## DATASET EXCERPTS
* * * *

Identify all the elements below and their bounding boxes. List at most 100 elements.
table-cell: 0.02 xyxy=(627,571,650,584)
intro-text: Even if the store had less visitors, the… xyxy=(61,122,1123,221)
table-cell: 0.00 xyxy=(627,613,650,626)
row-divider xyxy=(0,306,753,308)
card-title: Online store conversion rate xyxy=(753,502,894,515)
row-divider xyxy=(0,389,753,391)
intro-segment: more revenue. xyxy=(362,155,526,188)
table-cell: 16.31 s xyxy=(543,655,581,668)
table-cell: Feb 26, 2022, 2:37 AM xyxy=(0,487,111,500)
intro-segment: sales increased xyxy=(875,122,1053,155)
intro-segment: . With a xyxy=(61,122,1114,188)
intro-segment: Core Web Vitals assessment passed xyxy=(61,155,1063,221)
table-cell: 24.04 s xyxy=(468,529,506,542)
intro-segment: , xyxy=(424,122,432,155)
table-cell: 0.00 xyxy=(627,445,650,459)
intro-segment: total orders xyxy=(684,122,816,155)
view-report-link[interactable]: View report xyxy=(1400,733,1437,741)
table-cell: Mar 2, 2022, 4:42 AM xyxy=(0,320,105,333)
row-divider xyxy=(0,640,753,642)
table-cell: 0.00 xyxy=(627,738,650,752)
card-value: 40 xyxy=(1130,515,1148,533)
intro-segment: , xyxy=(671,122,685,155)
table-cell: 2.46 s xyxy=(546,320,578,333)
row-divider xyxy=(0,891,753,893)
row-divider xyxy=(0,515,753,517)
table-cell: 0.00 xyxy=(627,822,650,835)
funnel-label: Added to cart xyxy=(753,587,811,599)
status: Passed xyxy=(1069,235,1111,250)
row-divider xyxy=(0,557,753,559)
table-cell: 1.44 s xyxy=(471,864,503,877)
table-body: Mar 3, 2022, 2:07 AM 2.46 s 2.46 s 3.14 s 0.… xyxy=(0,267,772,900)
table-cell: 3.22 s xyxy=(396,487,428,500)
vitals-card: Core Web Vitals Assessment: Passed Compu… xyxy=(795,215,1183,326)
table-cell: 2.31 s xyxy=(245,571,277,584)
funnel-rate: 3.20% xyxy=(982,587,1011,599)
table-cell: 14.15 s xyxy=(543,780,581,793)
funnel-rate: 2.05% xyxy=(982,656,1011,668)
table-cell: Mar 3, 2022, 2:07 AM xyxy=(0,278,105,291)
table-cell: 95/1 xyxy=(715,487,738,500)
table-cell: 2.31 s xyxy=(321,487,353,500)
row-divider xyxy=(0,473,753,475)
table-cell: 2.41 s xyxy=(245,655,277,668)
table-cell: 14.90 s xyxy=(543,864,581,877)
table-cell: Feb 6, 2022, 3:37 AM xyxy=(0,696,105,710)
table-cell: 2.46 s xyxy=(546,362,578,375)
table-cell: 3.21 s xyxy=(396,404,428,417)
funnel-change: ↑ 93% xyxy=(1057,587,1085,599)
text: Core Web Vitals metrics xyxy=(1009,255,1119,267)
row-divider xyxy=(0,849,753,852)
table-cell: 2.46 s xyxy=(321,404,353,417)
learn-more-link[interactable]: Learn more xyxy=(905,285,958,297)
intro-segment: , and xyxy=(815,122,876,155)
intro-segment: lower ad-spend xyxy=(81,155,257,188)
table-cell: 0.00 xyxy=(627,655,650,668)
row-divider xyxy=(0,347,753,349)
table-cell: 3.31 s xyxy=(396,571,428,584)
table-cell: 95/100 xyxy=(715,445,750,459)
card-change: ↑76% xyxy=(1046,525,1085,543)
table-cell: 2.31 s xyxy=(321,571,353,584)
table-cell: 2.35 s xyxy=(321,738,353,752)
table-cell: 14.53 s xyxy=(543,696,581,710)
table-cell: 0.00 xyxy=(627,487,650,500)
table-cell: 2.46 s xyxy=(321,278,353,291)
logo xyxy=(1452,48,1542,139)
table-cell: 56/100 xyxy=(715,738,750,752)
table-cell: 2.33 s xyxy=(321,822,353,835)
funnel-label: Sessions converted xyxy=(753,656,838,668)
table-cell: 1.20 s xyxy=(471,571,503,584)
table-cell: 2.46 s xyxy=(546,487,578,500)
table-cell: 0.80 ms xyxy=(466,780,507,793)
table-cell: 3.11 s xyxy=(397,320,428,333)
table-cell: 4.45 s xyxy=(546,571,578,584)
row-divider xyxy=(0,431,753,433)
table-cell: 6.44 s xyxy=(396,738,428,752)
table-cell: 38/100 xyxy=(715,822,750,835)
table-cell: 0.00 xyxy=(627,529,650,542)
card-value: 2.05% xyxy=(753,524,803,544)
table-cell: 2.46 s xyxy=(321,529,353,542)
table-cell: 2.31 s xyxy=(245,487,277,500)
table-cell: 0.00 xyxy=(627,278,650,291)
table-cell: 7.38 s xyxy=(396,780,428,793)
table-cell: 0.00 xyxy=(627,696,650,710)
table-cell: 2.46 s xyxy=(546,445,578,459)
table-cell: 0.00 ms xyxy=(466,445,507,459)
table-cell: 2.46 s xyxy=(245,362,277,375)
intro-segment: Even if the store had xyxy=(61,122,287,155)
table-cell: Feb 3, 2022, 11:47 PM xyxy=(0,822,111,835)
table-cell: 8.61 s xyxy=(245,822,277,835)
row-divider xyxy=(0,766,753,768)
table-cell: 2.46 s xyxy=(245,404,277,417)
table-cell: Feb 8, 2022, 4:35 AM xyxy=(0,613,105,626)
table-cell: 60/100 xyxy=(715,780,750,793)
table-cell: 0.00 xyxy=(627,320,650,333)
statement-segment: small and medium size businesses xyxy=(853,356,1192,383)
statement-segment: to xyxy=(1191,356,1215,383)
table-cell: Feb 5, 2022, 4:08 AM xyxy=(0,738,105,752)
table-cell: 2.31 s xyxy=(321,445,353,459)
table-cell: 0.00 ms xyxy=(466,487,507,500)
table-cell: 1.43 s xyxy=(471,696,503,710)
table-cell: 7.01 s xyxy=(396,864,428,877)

* * * *

## REQUIREMENT
Please write out all of the data above line for line, with no changes.

## EXPECTED ANSWER
Identify all the elements below and their bounding boxes. List at most 100 elements.
table-cell: 0.02 xyxy=(627,571,650,584)
intro-text: Even if the store had less visitors, the… xyxy=(61,122,1123,221)
table-cell: 0.00 xyxy=(627,613,650,626)
row-divider xyxy=(0,306,753,308)
card-title: Online store conversion rate xyxy=(753,502,894,515)
row-divider xyxy=(0,389,753,391)
intro-segment: more revenue. xyxy=(362,155,526,188)
table-cell: 16.31 s xyxy=(543,655,581,668)
table-cell: Feb 26, 2022, 2:37 AM xyxy=(0,487,111,500)
intro-segment: sales increased xyxy=(875,122,1053,155)
intro-segment: . With a xyxy=(61,122,1114,188)
intro-segment: Core Web Vitals assessment passed xyxy=(61,155,1063,221)
table-cell: 24.04 s xyxy=(468,529,506,542)
intro-segment: , xyxy=(424,122,432,155)
table-cell: 0.00 xyxy=(627,445,650,459)
intro-segment: total orders xyxy=(684,122,816,155)
view-report-link[interactable]: View report xyxy=(1400,733,1437,741)
table-cell: Mar 2, 2022, 4:42 AM xyxy=(0,320,105,333)
row-divider xyxy=(0,640,753,642)
table-cell: 0.00 xyxy=(627,738,650,752)
card-value: 40 xyxy=(1130,515,1148,533)
intro-segment: , xyxy=(671,122,685,155)
table-cell: 2.46 s xyxy=(546,320,578,333)
row-divider xyxy=(0,891,753,893)
row-divider xyxy=(0,515,753,517)
table-cell: 0.00 xyxy=(627,822,650,835)
funnel-label: Added to cart xyxy=(753,587,811,599)
status: Passed xyxy=(1069,235,1111,250)
row-divider xyxy=(0,557,753,559)
table-cell: 1.44 s xyxy=(471,864,503,877)
table-body: Mar 3, 2022, 2:07 AM 2.46 s 2.46 s 3.14 s 0.… xyxy=(0,267,772,900)
table-cell: 3.22 s xyxy=(396,487,428,500)
vitals-card: Core Web Vitals Assessment: Passed Compu… xyxy=(795,215,1183,326)
table-cell: 2.31 s xyxy=(245,571,277,584)
funnel-rate: 3.20% xyxy=(982,587,1011,599)
table-cell: 14.15 s xyxy=(543,780,581,793)
funnel-rate: 2.05% xyxy=(982,656,1011,668)
table-cell: Mar 3, 2022, 2:07 AM xyxy=(0,278,105,291)
table-cell: 95/1 xyxy=(715,487,738,500)
table-cell: 2.31 s xyxy=(321,487,353,500)
row-divider xyxy=(0,473,753,475)
table-cell: 2.41 s xyxy=(245,655,277,668)
table-cell: 14.90 s xyxy=(543,864,581,877)
table-cell: Feb 6, 2022, 3:37 AM xyxy=(0,696,105,710)
table-cell: 2.46 s xyxy=(546,362,578,375)
table-cell: 3.21 s xyxy=(396,404,428,417)
funnel-change: ↑ 93% xyxy=(1057,587,1085,599)
text: Core Web Vitals metrics xyxy=(1009,255,1119,267)
row-divider xyxy=(0,849,753,852)
table-cell: 2.46 s xyxy=(321,404,353,417)
learn-more-link[interactable]: Learn more xyxy=(905,285,958,297)
intro-segment: , and xyxy=(815,122,876,155)
intro-segment: lower ad-spend xyxy=(81,155,257,188)
table-cell: 0.00 xyxy=(627,655,650,668)
row-divider xyxy=(0,347,753,349)
table-cell: 3.31 s xyxy=(396,571,428,584)
table-cell: 95/100 xyxy=(715,445,750,459)
card-change: ↑76% xyxy=(1046,525,1085,543)
table-cell: 2.31 s xyxy=(321,571,353,584)
table-cell: 2.35 s xyxy=(321,738,353,752)
table-cell: 14.53 s xyxy=(543,696,581,710)
table-cell: 0.00 xyxy=(627,487,650,500)
table-cell: 2.46 s xyxy=(321,278,353,291)
logo xyxy=(1452,48,1542,139)
table-cell: 56/100 xyxy=(715,738,750,752)
table-cell: 2.33 s xyxy=(321,822,353,835)
funnel-label: Sessions converted xyxy=(753,656,838,668)
table-cell: 1.20 s xyxy=(471,571,503,584)
table-cell: 2.46 s xyxy=(546,487,578,500)
table-cell: 0.80 ms xyxy=(466,780,507,793)
table-cell: 3.11 s xyxy=(397,320,428,333)
table-cell: 4.45 s xyxy=(546,571,578,584)
row-divider xyxy=(0,431,753,433)
table-cell: 6.44 s xyxy=(396,738,428,752)
table-cell: 38/100 xyxy=(715,822,750,835)
table-cell: 0.00 xyxy=(627,529,650,542)
card-value: 2.05% xyxy=(753,524,803,544)
table-cell: 2.46 s xyxy=(321,529,353,542)
table-cell: 2.31 s xyxy=(245,487,277,500)
table-cell: 0.00 xyxy=(627,278,650,291)
table-cell: 7.38 s xyxy=(396,780,428,793)
table-cell: 0.00 xyxy=(627,696,650,710)
table-cell: 2.46 s xyxy=(546,445,578,459)
table-cell: 0.00 ms xyxy=(466,445,507,459)
table-cell: 2.46 s xyxy=(245,362,277,375)
intro-segment: Even if the store had xyxy=(61,122,287,155)
table-cell: Feb 3, 2022, 11:47 PM xyxy=(0,822,111,835)
table-cell: 8.61 s xyxy=(245,822,277,835)
row-divider xyxy=(0,766,753,768)
table-cell: 2.46 s xyxy=(245,404,277,417)
table-cell: Feb 8, 2022, 4:35 AM xyxy=(0,613,105,626)
table-cell: 60/100 xyxy=(715,780,750,793)
table-cell: 0.00 xyxy=(627,320,650,333)
statement-segment: small and medium size businesses xyxy=(853,356,1192,383)
statement-segment: to xyxy=(1191,356,1215,383)
table-cell: Feb 5, 2022, 4:08 AM xyxy=(0,738,105,752)
table-cell: 2.31 s xyxy=(321,445,353,459)
table-cell: 0.00 ms xyxy=(466,487,507,500)
table-cell: 1.43 s xyxy=(471,696,503,710)
table-cell: 7.01 s xyxy=(396,864,428,877)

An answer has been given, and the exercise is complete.